→ TASK PROMPT
Tell how many lines carry the word "Pembukaan"; the reply is the number and nothing else.

→ Dataset records
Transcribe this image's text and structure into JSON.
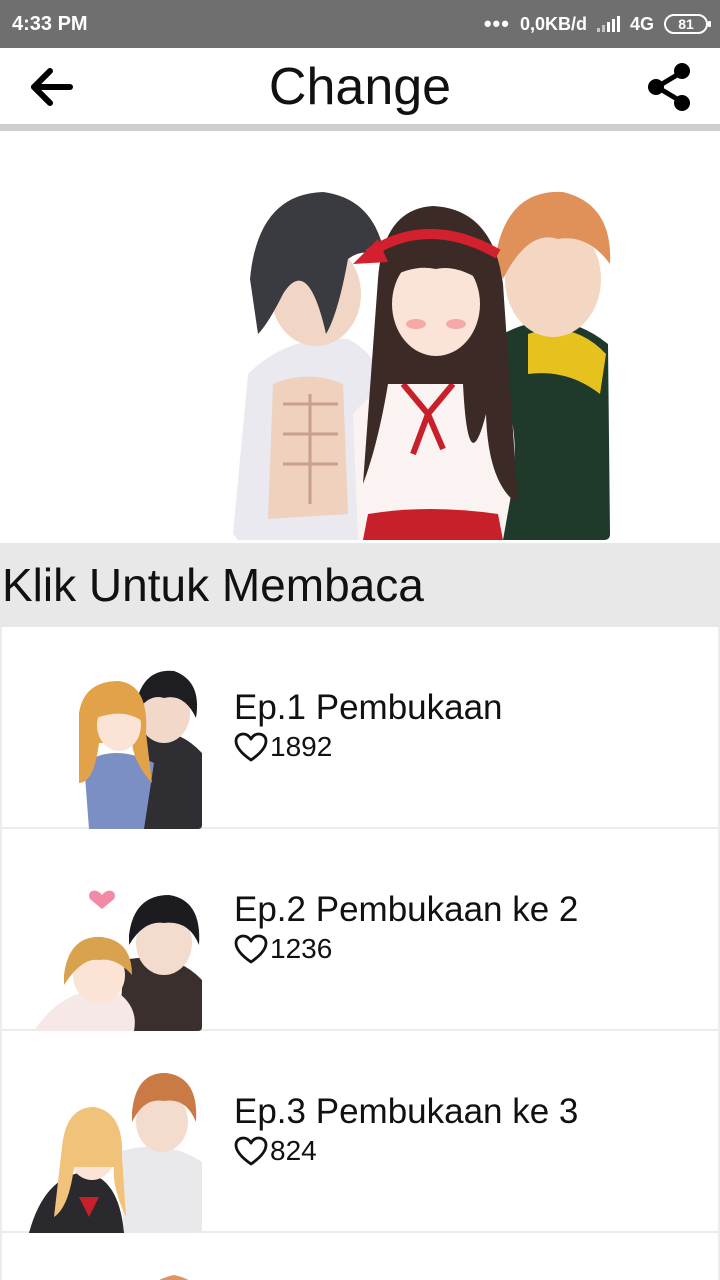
{
  "status_bar": {
    "time": "4:33 PM",
    "dots": "•••",
    "network_speed": "0,0KB/d",
    "network_type": "4G",
    "battery": "81"
  },
  "app_bar": {
    "title": "Change",
    "back_icon": "arrow-left-icon",
    "share_icon": "share-icon"
  },
  "section": {
    "title": "Klik Untuk Membaca"
  },
  "episodes": [
    {
      "title": "Ep.1 Pembukaan",
      "likes": "1892"
    },
    {
      "title": "Ep.2 Pembukaan ke 2",
      "likes": "1236"
    },
    {
      "title": "Ep.3 Pembukaan ke 3",
      "likes": "824"
    }
  ],
  "colors": {
    "status_bar": "#6f6f6f",
    "section_bg": "#e8e8e8",
    "divider": "#cfcfcf"
  }
}
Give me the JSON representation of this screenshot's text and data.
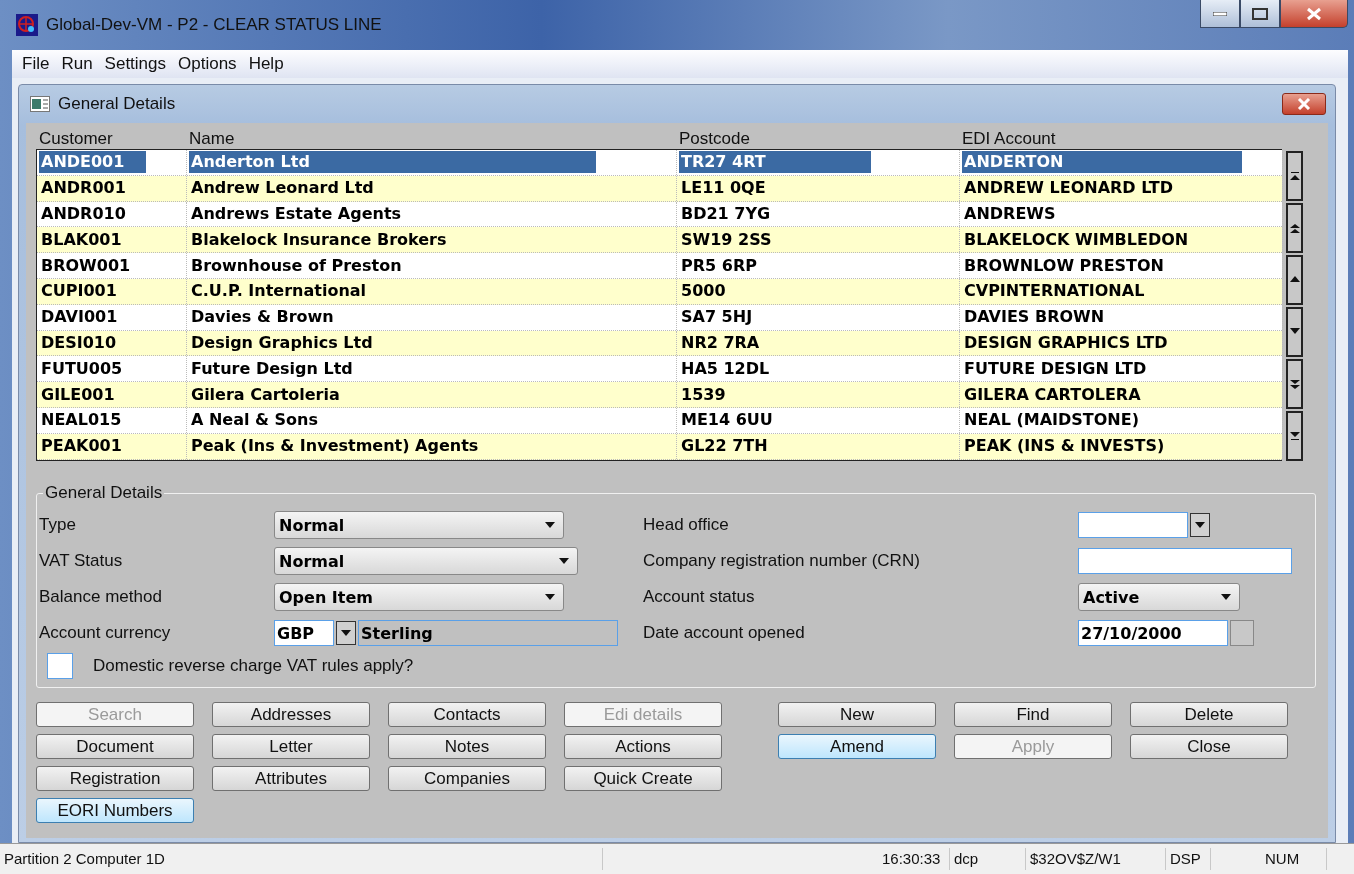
{
  "window": {
    "title": "Global-Dev-VM - P2 - CLEAR STATUS LINE"
  },
  "menu": [
    "File",
    "Run",
    "Settings",
    "Options",
    "Help"
  ],
  "child_window": {
    "title": "General Details"
  },
  "table": {
    "columns": [
      "Customer",
      "Name",
      "Postcode",
      "EDI Account"
    ],
    "rows": [
      {
        "cells": [
          "ANDE001",
          "Anderton Ltd",
          "TR27 4RT",
          "ANDERTON"
        ],
        "selected": true
      },
      {
        "cells": [
          "ANDR001",
          "Andrew Leonard Ltd",
          "LE11 0QE",
          "ANDREW LEONARD LTD"
        ],
        "selected": false
      },
      {
        "cells": [
          "ANDR010",
          "Andrews Estate Agents",
          "BD21 7YG",
          "ANDREWS"
        ],
        "selected": false
      },
      {
        "cells": [
          "BLAK001",
          "Blakelock Insurance Brokers",
          "SW19 2SS",
          "BLAKELOCK WIMBLEDON"
        ],
        "selected": false
      },
      {
        "cells": [
          "BROW001",
          "Brownhouse of Preston",
          "PR5 6RP",
          "BROWNLOW PRESTON"
        ],
        "selected": false
      },
      {
        "cells": [
          "CUPI001",
          "C.U.P. International",
          "5000",
          "CVPINTERNATIONAL"
        ],
        "selected": false
      },
      {
        "cells": [
          "DAVI001",
          "Davies & Brown",
          "SA7 5HJ",
          "DAVIES BROWN"
        ],
        "selected": false
      },
      {
        "cells": [
          "DESI010",
          "Design Graphics Ltd",
          "NR2 7RA",
          "DESIGN GRAPHICS LTD"
        ],
        "selected": false
      },
      {
        "cells": [
          "FUTU005",
          "Future Design Ltd",
          "HA5 12DL",
          "FUTURE DESIGN LTD"
        ],
        "selected": false
      },
      {
        "cells": [
          "GILE001",
          "Gilera Cartoleria",
          "1539",
          "GILERA CARTOLERA"
        ],
        "selected": false
      },
      {
        "cells": [
          "NEAL015",
          "A Neal & Sons",
          "ME14 6UU",
          "NEAL (MAIDSTONE)"
        ],
        "selected": false
      },
      {
        "cells": [
          "PEAK001",
          "Peak (Ins & Investment) Agents",
          "GL22 7TH",
          "PEAK (INS & INVESTS)"
        ],
        "selected": false
      }
    ]
  },
  "general_details": {
    "title": "General Details",
    "left_fields": [
      {
        "label": "Type",
        "kind": "select",
        "value": "Normal"
      },
      {
        "label": "VAT Status",
        "kind": "select",
        "value": "Normal"
      },
      {
        "label": "Balance method",
        "kind": "select",
        "value": "Open Item"
      },
      {
        "label": "Account currency",
        "kind": "currency",
        "value": "GBP",
        "description": "Sterling"
      }
    ],
    "right_fields": [
      {
        "label": "Head office",
        "kind": "combo"
      },
      {
        "label": "Company registration number (CRN)",
        "kind": "text"
      },
      {
        "label": "Account status",
        "kind": "select",
        "value": "Active"
      },
      {
        "label": "Date account opened",
        "kind": "date",
        "value": "27/10/2000"
      }
    ],
    "checkbox": {
      "label": "Domestic reverse charge VAT rules apply?",
      "checked": false
    }
  },
  "left_buttons": [
    {
      "label": "Search",
      "disabled": true,
      "focused": false
    },
    {
      "label": "Addresses",
      "disabled": false,
      "focused": false
    },
    {
      "label": "Contacts",
      "disabled": false,
      "focused": false
    },
    {
      "label": "Edi details",
      "disabled": true,
      "focused": false
    },
    {
      "label": "Document",
      "disabled": false,
      "focused": false
    },
    {
      "label": "Letter",
      "disabled": false,
      "focused": false
    },
    {
      "label": "Notes",
      "disabled": false,
      "focused": false
    },
    {
      "label": "Actions",
      "disabled": false,
      "focused": false
    },
    {
      "label": "Registration",
      "disabled": false,
      "focused": false
    },
    {
      "label": "Attributes",
      "disabled": false,
      "focused": false
    },
    {
      "label": "Companies",
      "disabled": false,
      "focused": false
    },
    {
      "label": "Quick Create",
      "disabled": false,
      "focused": false
    },
    {
      "label": "EORI Numbers",
      "disabled": false,
      "focused": true
    }
  ],
  "right_buttons": [
    {
      "label": "New",
      "disabled": false,
      "focused": false
    },
    {
      "label": "Find",
      "disabled": false,
      "focused": false
    },
    {
      "label": "Delete",
      "disabled": false,
      "focused": false
    },
    {
      "label": "Amend",
      "disabled": false,
      "focused": true
    },
    {
      "label": "Apply",
      "disabled": true,
      "focused": false
    },
    {
      "label": "Close",
      "disabled": false,
      "focused": false
    }
  ],
  "status_bar": [
    "Partition 2 Computer 1D",
    "16:30:33",
    "dcp",
    "$32OV$Z/W1",
    "DSP",
    "NUM"
  ]
}
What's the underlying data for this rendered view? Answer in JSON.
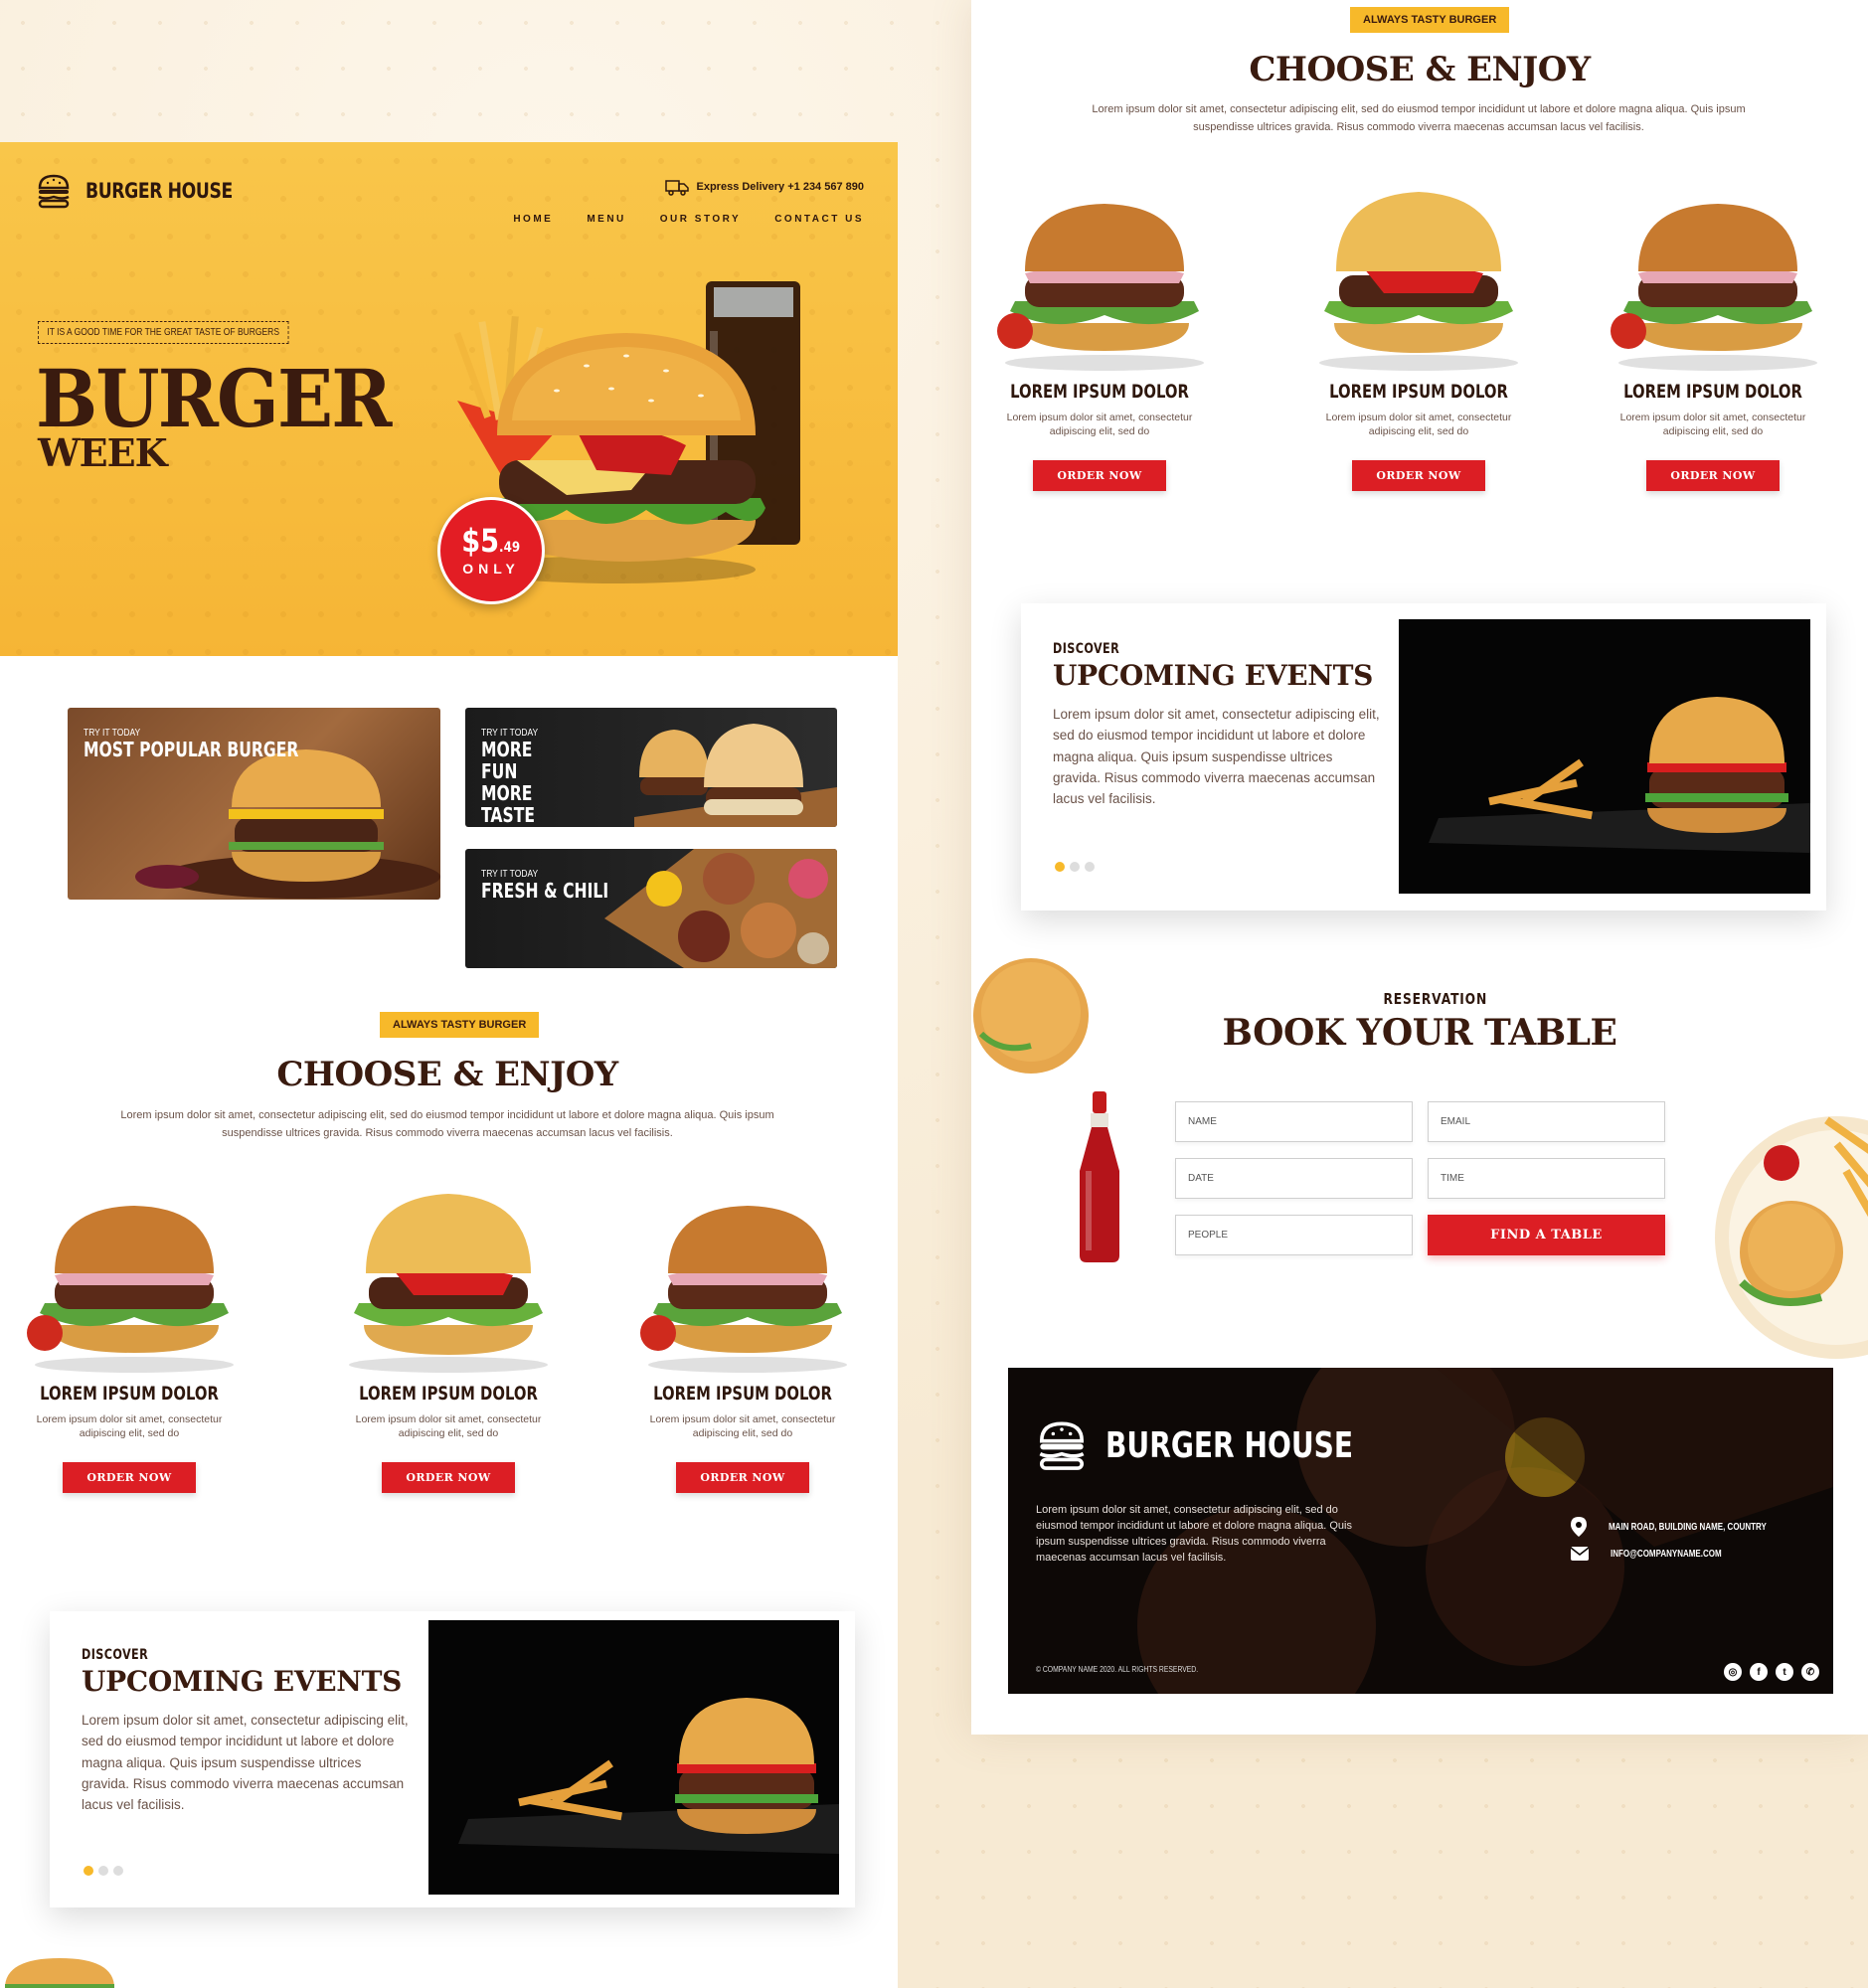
{
  "brand": {
    "name": "BURGER HOUSE",
    "delivery": "Express Delivery +1 234 567 890"
  },
  "nav": [
    "HOME",
    "MENU",
    "OUR STORY",
    "CONTACT US"
  ],
  "hero": {
    "tagline": "IT IS A GOOD TIME FOR THE GREAT TASTE OF BURGERS",
    "title": "BURGER",
    "subtitle": "WEEK",
    "price_main": "$5",
    "price_cents": ".49",
    "price_note": "ONLY"
  },
  "promos": [
    {
      "kicker": "TRY IT TODAY",
      "title": "MOST POPULAR BURGER"
    },
    {
      "kicker": "TRY IT TODAY",
      "title": "MORE FUN MORE TASTE"
    },
    {
      "kicker": "TRY IT TODAY",
      "title": "FRESH & CHILI"
    }
  ],
  "choose": {
    "badge": "ALWAYS TASTY BURGER",
    "title": "CHOOSE & ENJOY",
    "description": "Lorem ipsum dolor sit amet, consectetur adipiscing elit, sed do eiusmod tempor incididunt ut labore et dolore magna aliqua. Quis ipsum suspendisse ultrices gravida. Risus commodo viverra maecenas accumsan lacus vel facilisis."
  },
  "products": [
    {
      "name": "LOREM IPSUM DOLOR",
      "desc": "Lorem ipsum dolor sit amet, consectetur adipiscing elit, sed do",
      "button": "ORDER NOW"
    },
    {
      "name": "LOREM IPSUM DOLOR",
      "desc": "Lorem ipsum dolor sit amet, consectetur adipiscing elit, sed do",
      "button": "ORDER NOW"
    },
    {
      "name": "LOREM IPSUM DOLOR",
      "desc": "Lorem ipsum dolor sit amet, consectetur adipiscing elit, sed do",
      "button": "ORDER NOW"
    }
  ],
  "events": {
    "kicker": "DISCOVER",
    "title": "UPCOMING EVENTS",
    "text": "Lorem ipsum dolor sit amet, consectetur adipiscing elit, sed do eiusmod tempor incididunt ut labore et dolore magna aliqua. Quis ipsum suspendisse ultrices gravida. Risus commodo viverra maecenas accumsan lacus vel facilisis."
  },
  "reservation": {
    "kicker": "RESERVATION",
    "title": "BOOK YOUR TABLE",
    "fields": {
      "name": "NAME",
      "email": "EMAIL",
      "date": "DATE",
      "time": "TIME",
      "people": "PEOPLE"
    },
    "button": "FIND A TABLE"
  },
  "footer": {
    "brand": "BURGER HOUSE",
    "text": "Lorem ipsum dolor sit amet, consectetur adipiscing elit, sed do eiusmod tempor incididunt ut labore et dolore magna aliqua. Quis ipsum suspendisse ultrices gravida. Risus commodo viverra maecenas accumsan lacus vel facilisis.",
    "address": "MAIN ROAD, BUILDING NAME, COUNTRY",
    "email": "INFO@COMPANYNAME.COM",
    "copyright": "© COMPANY NAME 2020. ALL RIGHTS RESERVED.",
    "socials": [
      "instagram-icon",
      "facebook-icon",
      "twitter-icon",
      "whatsapp-icon"
    ]
  },
  "colors": {
    "accent_red": "#dc1e24",
    "accent_yellow": "#f7b92a",
    "brown": "#3a1b0f"
  }
}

→ THE REPLY
3